-- EXERCISE AIM --
How many lines in the entries below contain "Château"? Answer with the number only.

** begin GIVEN RECORDS **

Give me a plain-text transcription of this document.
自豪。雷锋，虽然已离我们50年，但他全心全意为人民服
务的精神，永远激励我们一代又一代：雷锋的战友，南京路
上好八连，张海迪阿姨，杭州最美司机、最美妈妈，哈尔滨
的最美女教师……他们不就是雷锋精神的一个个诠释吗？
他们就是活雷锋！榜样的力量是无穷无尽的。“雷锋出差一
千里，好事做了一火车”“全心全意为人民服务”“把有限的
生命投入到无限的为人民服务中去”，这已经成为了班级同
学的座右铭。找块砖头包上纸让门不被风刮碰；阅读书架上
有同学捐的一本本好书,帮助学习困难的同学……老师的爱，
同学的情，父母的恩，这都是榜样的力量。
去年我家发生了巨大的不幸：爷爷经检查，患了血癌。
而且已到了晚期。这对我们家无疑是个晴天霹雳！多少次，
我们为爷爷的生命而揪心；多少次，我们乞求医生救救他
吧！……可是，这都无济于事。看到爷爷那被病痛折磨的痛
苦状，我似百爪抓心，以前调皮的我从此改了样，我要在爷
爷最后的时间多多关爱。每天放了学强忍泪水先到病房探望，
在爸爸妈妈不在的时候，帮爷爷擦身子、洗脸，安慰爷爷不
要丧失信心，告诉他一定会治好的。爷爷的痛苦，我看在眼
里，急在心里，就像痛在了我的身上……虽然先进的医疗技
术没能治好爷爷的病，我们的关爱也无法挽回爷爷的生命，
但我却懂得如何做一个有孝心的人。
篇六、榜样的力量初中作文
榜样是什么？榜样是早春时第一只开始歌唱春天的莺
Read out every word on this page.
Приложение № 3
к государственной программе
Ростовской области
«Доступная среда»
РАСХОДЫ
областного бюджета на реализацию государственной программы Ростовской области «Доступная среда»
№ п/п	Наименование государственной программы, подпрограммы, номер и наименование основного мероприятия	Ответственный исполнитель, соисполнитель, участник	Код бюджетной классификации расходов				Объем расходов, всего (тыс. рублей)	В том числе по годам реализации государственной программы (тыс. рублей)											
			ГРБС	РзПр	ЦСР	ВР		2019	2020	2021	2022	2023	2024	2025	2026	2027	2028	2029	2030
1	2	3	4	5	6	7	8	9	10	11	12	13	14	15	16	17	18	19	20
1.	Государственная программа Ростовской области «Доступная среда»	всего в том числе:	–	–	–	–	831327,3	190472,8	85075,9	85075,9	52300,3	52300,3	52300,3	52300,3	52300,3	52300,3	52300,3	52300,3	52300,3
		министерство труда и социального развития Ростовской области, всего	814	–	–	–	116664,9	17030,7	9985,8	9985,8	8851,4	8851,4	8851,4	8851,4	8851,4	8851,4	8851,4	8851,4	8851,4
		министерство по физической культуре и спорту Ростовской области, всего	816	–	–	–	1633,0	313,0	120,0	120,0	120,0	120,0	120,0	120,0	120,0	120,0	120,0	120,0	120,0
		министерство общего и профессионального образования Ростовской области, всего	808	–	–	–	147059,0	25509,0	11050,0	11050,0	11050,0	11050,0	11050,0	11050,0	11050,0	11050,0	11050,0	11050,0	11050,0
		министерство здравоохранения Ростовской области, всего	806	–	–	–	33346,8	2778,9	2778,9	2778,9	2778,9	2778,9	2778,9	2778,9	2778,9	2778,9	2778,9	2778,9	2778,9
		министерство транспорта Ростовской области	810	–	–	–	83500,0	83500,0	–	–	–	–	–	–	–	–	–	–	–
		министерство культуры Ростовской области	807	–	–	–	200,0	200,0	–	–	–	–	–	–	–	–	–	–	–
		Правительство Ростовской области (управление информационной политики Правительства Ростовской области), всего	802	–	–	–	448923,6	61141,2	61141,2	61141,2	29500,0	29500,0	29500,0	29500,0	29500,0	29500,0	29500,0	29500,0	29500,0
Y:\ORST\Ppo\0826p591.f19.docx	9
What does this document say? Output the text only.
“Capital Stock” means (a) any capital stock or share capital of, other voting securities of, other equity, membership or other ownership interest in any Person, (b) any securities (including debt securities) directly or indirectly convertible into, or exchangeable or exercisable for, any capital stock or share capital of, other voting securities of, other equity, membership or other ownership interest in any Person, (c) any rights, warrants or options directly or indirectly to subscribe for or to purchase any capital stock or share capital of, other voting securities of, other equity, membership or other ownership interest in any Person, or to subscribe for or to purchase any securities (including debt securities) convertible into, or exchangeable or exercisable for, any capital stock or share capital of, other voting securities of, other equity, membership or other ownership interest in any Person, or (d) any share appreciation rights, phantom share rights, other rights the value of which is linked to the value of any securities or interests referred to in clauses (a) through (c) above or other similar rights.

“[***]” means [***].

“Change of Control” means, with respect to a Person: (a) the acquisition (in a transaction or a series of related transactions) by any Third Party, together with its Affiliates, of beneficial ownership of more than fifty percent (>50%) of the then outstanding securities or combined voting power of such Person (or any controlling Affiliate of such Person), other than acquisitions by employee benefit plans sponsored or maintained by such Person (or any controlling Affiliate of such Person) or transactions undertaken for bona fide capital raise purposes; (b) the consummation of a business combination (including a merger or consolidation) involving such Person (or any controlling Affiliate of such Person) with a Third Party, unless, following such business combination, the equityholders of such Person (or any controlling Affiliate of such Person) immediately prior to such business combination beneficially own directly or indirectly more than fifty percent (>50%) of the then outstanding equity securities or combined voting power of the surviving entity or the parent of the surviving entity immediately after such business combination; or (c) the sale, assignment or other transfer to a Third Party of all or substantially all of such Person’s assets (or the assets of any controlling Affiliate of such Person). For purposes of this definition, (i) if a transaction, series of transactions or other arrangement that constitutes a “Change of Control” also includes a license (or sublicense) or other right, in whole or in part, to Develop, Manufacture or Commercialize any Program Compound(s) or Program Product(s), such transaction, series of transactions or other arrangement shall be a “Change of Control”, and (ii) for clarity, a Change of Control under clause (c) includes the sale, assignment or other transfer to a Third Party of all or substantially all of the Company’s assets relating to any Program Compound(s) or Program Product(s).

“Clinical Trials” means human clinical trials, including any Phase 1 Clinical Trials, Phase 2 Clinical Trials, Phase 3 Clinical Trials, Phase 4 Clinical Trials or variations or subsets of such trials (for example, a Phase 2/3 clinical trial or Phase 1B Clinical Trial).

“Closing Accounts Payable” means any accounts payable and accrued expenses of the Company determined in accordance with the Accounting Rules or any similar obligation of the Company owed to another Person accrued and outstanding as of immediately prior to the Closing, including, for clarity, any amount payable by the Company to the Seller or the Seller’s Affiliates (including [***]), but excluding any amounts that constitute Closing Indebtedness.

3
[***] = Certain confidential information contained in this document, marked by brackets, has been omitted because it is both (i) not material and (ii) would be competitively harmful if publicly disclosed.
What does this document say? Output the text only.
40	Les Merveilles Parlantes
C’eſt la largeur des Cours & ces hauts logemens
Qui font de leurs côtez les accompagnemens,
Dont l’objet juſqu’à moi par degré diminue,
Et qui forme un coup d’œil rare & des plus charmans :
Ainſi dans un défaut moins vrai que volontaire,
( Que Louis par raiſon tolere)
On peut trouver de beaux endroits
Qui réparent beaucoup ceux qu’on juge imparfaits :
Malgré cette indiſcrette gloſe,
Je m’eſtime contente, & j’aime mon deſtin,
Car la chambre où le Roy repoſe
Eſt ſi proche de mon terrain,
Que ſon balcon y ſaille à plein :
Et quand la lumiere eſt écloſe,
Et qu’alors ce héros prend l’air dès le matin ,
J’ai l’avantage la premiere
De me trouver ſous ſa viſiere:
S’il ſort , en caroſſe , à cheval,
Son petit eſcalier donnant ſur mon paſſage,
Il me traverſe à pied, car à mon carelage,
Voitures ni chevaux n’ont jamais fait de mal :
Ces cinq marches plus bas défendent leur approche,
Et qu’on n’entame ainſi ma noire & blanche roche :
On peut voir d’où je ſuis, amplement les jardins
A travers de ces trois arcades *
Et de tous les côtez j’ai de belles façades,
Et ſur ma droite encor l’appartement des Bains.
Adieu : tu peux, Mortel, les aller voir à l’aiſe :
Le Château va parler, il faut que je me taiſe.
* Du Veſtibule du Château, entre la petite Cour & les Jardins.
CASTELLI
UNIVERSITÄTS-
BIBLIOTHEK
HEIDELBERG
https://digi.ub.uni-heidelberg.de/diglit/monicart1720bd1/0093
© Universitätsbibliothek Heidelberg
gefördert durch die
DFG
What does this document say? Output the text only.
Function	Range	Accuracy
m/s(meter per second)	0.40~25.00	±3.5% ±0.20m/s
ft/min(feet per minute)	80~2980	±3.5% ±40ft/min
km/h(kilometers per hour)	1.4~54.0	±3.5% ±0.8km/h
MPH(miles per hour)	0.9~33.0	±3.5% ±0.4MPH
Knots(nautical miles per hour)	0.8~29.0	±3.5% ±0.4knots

** end GIVEN RECORDS **

-- TASK RESPONSE --
2